Pull every line containing the word "watermark" from the records.

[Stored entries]
================================

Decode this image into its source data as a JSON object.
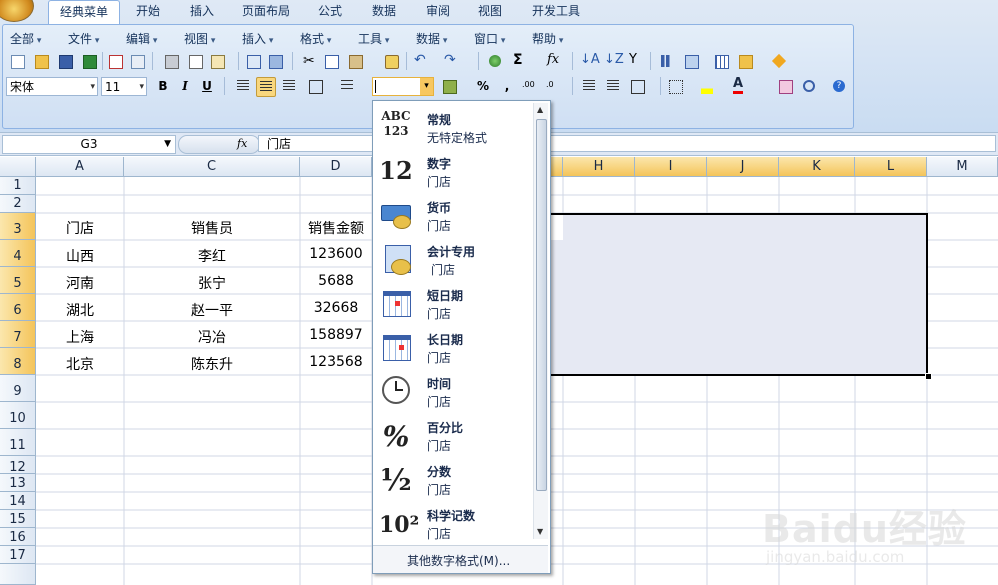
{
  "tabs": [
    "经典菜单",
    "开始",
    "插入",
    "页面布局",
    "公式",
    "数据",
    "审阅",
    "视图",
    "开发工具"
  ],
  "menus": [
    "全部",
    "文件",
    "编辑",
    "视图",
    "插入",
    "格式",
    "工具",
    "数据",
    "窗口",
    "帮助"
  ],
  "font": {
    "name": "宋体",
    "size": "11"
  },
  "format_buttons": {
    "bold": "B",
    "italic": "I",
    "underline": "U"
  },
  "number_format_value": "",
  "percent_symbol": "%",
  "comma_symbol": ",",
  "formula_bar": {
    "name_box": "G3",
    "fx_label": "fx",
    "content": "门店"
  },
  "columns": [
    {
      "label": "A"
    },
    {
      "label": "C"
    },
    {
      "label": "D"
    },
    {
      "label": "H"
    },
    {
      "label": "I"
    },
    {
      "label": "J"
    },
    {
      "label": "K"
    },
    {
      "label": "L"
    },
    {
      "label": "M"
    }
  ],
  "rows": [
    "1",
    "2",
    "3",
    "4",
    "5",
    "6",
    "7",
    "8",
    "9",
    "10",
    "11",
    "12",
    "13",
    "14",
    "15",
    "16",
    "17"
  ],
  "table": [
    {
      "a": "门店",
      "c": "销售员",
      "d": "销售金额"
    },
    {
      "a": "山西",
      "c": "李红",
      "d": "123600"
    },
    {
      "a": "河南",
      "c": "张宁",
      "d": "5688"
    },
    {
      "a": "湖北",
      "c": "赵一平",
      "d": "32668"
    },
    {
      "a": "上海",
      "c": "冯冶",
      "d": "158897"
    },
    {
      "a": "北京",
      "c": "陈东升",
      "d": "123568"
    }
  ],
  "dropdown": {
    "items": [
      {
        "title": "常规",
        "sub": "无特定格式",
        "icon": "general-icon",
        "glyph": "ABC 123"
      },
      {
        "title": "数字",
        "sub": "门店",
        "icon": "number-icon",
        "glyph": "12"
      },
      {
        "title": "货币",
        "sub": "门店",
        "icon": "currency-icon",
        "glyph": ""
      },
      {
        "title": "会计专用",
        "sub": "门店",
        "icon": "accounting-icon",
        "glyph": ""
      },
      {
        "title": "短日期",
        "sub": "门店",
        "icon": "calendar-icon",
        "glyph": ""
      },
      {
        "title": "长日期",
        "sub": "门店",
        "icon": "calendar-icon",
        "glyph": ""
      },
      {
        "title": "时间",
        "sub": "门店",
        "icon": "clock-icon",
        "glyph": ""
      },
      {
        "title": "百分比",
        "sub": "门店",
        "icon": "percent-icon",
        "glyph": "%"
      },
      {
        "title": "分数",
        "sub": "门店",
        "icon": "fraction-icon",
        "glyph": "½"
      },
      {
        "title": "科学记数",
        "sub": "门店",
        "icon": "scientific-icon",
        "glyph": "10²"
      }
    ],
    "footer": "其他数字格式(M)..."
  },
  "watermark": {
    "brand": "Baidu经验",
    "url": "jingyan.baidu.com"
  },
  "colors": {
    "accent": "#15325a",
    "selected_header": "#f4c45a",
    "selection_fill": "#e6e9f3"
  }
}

================================

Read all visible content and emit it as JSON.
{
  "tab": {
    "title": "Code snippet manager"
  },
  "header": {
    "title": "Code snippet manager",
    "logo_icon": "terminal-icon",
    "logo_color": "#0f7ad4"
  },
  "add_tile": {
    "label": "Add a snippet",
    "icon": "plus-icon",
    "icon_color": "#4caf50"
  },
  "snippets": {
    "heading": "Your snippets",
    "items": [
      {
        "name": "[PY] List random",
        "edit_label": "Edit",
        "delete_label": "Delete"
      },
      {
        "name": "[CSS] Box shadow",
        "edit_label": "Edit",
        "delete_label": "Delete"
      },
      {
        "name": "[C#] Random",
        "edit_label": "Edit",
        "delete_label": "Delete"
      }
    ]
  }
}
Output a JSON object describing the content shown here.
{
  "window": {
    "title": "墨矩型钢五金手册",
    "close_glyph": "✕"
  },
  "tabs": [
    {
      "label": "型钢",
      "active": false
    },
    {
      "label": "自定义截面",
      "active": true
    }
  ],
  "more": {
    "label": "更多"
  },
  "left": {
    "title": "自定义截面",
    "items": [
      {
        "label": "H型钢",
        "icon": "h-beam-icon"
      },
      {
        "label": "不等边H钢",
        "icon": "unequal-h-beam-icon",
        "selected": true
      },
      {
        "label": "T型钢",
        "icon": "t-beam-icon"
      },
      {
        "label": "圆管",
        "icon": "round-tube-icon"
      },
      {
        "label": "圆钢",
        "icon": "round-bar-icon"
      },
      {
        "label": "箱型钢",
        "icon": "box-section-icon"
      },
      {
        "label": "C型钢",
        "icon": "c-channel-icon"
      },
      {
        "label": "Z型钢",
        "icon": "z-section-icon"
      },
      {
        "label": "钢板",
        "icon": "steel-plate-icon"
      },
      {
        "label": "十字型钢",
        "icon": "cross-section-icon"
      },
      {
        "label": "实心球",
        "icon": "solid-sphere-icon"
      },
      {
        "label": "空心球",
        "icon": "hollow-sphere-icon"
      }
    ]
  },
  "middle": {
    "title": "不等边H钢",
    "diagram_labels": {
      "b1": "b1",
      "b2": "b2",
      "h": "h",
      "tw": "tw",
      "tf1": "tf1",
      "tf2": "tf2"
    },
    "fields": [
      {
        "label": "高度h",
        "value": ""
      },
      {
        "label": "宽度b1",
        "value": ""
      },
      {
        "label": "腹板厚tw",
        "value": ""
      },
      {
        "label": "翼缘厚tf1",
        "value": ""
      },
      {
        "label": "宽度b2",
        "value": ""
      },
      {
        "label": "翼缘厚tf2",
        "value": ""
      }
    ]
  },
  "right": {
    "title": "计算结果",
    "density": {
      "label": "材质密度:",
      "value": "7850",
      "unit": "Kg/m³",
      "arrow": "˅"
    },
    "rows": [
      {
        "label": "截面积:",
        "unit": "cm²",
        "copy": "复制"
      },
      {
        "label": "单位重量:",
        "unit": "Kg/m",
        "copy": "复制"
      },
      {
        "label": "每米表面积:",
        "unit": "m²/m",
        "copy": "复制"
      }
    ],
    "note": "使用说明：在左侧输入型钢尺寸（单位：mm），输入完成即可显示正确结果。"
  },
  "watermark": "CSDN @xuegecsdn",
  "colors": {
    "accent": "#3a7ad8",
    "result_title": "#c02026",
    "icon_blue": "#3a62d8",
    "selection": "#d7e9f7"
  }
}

================================

# RESPONSE TO THIS TASK:
  "watermark": {
  "watermark": "CSDN @xuegecsdn",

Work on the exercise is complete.